● What you have to do: Reproduce the entries verbatim, beginning at the line that contains "colorbar-tick-label: -0.2 xyxy=(442,674,461,685)" and ending after the line that contains "lat-tick-label: 12°N xyxy=(6,140,20,146)".

# Data for the task start

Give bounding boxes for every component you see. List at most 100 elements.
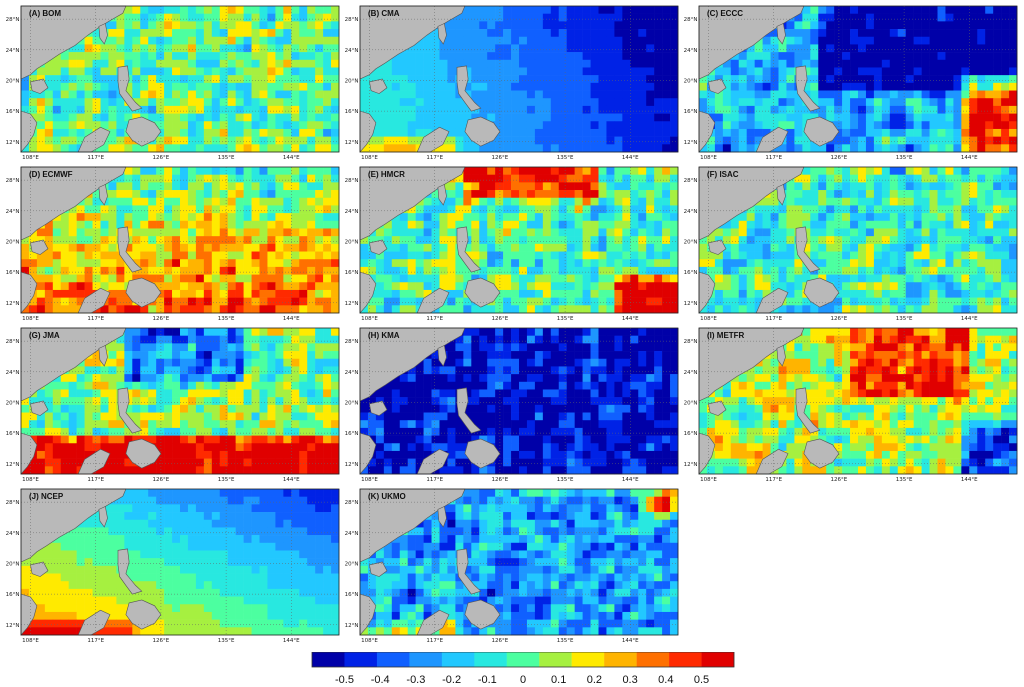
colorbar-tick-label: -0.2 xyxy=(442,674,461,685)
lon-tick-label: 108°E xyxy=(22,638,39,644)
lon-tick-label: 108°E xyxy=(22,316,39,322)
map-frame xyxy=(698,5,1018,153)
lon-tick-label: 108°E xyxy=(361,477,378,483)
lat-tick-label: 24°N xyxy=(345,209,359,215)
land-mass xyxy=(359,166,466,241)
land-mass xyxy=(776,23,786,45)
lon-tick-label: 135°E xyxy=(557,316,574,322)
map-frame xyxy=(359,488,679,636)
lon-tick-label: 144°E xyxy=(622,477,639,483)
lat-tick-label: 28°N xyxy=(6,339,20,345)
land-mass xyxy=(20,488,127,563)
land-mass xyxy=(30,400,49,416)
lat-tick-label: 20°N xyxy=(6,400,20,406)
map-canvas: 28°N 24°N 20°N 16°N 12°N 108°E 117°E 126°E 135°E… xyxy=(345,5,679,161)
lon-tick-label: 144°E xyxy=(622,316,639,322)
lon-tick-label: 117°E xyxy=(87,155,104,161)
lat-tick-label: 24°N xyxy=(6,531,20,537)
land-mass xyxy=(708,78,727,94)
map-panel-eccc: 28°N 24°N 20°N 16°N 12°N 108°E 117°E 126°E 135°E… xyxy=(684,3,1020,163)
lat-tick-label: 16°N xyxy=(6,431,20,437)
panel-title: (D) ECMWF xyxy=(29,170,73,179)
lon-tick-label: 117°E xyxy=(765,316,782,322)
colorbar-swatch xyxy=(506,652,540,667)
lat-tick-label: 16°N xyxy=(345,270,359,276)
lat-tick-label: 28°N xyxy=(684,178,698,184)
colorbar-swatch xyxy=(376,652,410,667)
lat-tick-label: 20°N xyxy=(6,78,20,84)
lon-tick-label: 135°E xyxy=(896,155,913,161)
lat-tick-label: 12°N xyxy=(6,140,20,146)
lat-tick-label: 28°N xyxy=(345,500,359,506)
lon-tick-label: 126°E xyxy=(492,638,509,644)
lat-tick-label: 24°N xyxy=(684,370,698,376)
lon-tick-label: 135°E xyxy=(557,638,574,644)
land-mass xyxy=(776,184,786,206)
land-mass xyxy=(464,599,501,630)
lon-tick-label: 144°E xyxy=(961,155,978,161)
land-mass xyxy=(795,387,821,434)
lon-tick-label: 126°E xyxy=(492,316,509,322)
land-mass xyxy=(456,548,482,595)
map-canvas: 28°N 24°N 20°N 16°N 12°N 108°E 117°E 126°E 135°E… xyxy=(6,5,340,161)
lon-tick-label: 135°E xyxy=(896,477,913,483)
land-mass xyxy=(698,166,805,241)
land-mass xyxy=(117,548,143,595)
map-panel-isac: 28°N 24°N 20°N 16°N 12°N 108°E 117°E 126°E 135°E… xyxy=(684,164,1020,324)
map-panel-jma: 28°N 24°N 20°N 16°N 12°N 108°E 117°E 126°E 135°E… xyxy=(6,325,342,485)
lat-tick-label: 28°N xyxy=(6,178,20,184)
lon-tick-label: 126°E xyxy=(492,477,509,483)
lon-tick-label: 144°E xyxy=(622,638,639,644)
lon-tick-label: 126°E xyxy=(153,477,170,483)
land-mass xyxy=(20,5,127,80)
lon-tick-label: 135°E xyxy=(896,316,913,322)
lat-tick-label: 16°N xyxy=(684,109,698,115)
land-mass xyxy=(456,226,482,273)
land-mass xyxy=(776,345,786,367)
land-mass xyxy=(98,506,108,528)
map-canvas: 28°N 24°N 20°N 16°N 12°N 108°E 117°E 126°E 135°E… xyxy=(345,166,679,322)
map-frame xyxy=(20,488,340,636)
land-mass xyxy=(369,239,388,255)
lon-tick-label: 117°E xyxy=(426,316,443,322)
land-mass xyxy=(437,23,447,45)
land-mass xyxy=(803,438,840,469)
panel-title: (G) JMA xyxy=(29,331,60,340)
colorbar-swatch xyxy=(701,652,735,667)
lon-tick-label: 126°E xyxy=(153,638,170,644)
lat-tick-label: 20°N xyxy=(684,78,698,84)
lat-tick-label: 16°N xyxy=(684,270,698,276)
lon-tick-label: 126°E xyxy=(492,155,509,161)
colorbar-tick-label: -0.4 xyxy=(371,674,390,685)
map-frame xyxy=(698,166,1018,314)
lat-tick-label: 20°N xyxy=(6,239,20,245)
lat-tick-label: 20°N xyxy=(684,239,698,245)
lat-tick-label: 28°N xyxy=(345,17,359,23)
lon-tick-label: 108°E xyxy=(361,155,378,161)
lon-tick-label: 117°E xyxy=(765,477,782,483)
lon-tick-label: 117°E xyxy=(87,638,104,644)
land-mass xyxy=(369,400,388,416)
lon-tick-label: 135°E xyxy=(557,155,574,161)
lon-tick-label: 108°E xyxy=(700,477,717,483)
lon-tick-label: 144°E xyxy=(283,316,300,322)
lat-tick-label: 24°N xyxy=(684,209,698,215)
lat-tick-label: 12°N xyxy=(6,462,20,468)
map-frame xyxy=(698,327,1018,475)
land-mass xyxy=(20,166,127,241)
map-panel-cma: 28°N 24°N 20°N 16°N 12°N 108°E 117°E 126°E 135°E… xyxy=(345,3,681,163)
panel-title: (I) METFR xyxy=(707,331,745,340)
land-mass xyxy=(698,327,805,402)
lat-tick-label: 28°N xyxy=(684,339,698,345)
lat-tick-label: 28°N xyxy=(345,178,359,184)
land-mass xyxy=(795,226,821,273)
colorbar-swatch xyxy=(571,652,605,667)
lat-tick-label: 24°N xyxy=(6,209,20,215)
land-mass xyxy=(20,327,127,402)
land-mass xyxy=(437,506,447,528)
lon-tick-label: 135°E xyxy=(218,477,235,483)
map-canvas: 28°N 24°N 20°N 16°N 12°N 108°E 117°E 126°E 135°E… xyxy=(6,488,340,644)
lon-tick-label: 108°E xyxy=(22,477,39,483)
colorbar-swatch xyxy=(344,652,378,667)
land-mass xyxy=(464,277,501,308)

# Data for the task end

● Reply to the task:
colorbar-tick-label: -0.2 xyxy=(442,674,461,685)
lon-tick-label: 108°E xyxy=(22,638,39,644)
lon-tick-label: 108°E xyxy=(22,316,39,322)
map-frame xyxy=(698,5,1018,153)
lon-tick-label: 108°E xyxy=(361,477,378,483)
lat-tick-label: 24°N xyxy=(345,209,359,215)
land-mass xyxy=(359,166,466,241)
land-mass xyxy=(776,23,786,45)
lon-tick-label: 135°E xyxy=(557,316,574,322)
map-frame xyxy=(359,488,679,636)
lon-tick-label: 144°E xyxy=(622,477,639,483)
lat-tick-label: 28°N xyxy=(6,339,20,345)
land-mass xyxy=(20,488,127,563)
land-mass xyxy=(30,400,49,416)
lat-tick-label: 20°N xyxy=(6,400,20,406)
map-canvas: 28°N 24°N 20°N 16°N 12°N 108°E 117°E 126°E 135°E… xyxy=(345,5,679,161)
lon-tick-label: 144°E xyxy=(622,316,639,322)
lon-tick-label: 117°E xyxy=(87,155,104,161)
lat-tick-label: 24°N xyxy=(6,531,20,537)
land-mass xyxy=(708,78,727,94)
map-panel-eccc: 28°N 24°N 20°N 16°N 12°N 108°E 117°E 126°E 135°E… xyxy=(684,3,1020,163)
lat-tick-label: 16°N xyxy=(6,431,20,437)
panel-title: (D) ECMWF xyxy=(29,170,73,179)
lon-tick-label: 117°E xyxy=(765,316,782,322)
colorbar-swatch xyxy=(506,652,540,667)
lat-tick-label: 16°N xyxy=(345,270,359,276)
lat-tick-label: 28°N xyxy=(684,178,698,184)
colorbar-swatch xyxy=(376,652,410,667)
lat-tick-label: 20°N xyxy=(6,78,20,84)
lon-tick-label: 135°E xyxy=(896,155,913,161)
lat-tick-label: 12°N xyxy=(6,140,20,146)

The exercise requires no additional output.